__Task statement__.
Please output the part of the records that opens with their first line and closes with the line containing "zoom-out-icon[interactable] <box>596 156" as a Markdown table with the columns Row and Text, giving each line a row number and leaving out blank lines.

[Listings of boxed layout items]
────────────────────────────────────────
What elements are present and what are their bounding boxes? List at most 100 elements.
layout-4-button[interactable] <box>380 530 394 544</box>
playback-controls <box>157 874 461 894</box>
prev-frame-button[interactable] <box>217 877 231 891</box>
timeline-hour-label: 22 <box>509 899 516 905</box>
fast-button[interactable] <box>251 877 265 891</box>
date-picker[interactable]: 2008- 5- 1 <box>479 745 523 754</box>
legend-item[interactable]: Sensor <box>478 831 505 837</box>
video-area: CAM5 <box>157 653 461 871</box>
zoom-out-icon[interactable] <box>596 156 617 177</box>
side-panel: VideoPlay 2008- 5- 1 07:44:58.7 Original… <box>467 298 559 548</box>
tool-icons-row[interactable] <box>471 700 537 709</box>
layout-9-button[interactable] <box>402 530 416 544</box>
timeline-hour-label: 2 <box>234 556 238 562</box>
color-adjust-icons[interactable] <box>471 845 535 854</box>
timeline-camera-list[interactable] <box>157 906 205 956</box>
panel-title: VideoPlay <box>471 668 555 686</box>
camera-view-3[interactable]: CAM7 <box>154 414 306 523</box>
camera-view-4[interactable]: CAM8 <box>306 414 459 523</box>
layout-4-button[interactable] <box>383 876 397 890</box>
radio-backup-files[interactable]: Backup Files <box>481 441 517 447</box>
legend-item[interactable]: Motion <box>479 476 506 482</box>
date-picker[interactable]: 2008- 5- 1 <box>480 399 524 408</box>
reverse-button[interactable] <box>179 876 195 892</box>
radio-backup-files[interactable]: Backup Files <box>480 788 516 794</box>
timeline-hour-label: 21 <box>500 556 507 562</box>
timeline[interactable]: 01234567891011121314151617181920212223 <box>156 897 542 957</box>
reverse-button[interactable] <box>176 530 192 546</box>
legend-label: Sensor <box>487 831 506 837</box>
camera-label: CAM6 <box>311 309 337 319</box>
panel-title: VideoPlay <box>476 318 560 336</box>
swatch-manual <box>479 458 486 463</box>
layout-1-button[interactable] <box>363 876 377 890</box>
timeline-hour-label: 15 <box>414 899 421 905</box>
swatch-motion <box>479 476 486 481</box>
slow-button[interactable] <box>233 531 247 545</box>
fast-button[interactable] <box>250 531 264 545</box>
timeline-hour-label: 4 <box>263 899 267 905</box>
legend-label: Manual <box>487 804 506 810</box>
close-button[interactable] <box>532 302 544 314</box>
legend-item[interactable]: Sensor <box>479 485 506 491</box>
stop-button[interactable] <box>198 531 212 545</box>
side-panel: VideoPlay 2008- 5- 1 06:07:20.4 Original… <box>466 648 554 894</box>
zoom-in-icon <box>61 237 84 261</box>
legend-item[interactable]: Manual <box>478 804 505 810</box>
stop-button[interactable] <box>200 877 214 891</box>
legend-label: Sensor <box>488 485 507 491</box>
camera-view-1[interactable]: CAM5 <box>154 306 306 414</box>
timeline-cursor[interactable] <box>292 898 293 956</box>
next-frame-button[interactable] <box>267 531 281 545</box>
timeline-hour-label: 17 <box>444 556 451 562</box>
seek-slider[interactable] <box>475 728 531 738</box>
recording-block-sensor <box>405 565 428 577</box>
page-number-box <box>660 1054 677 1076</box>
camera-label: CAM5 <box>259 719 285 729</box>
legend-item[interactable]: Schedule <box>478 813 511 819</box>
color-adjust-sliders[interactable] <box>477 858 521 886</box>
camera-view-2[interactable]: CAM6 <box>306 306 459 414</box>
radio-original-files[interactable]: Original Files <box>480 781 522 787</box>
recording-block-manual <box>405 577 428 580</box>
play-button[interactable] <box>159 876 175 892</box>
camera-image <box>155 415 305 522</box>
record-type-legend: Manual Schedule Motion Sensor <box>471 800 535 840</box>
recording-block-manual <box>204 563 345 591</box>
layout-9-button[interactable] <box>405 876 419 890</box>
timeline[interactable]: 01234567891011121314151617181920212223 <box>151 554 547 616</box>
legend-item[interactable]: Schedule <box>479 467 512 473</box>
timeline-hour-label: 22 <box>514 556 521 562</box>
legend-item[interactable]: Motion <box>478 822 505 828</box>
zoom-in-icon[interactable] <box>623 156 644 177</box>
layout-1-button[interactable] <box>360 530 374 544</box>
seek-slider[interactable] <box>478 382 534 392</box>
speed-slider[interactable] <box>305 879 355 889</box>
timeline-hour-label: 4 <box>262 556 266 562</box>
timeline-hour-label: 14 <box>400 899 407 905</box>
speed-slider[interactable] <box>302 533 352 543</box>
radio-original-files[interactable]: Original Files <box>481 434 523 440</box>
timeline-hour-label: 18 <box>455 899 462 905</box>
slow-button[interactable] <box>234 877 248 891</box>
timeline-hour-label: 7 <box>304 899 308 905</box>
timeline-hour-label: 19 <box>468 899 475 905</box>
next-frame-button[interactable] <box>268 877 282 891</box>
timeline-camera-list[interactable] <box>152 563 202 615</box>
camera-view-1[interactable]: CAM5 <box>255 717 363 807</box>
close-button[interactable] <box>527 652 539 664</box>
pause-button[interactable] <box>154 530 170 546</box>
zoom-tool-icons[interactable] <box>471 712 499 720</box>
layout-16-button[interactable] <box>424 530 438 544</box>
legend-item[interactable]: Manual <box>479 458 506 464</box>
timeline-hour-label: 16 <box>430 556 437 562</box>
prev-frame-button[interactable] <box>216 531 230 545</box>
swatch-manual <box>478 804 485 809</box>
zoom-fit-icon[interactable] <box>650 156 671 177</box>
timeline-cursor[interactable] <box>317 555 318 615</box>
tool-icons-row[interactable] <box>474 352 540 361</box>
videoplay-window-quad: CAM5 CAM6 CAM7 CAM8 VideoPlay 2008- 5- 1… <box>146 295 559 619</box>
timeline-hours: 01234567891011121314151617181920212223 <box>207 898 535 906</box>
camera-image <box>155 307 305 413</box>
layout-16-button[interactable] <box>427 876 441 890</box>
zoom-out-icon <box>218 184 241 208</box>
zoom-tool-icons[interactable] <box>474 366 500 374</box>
────────────────────────────────────────
__Complete answer__.
| Row | Text |
|---|---|
| 1 | What elements are present and what are their bounding boxes? List at most 100 elements. |
| 2 | layout-4-button[interactable] <box>380 530 394 544</box> |
| 3 | playback-controls <box>157 874 461 894</box> |
| 4 | prev-frame-button[interactable] <box>217 877 231 891</box> |
| 5 | timeline-hour-label: 22 <box>509 899 516 905</box> |
| 6 | fast-button[interactable] <box>251 877 265 891</box> |
| 7 | date-picker[interactable]: 2008- 5- 1 <box>479 745 523 754</box> |
| 8 | legend-item[interactable]: Sensor <box>478 831 505 837</box> |
| 9 | video-area: CAM5 <box>157 653 461 871</box> |
| 10 | zoom-out-icon[interactable] <box>596 156 617 177</box> |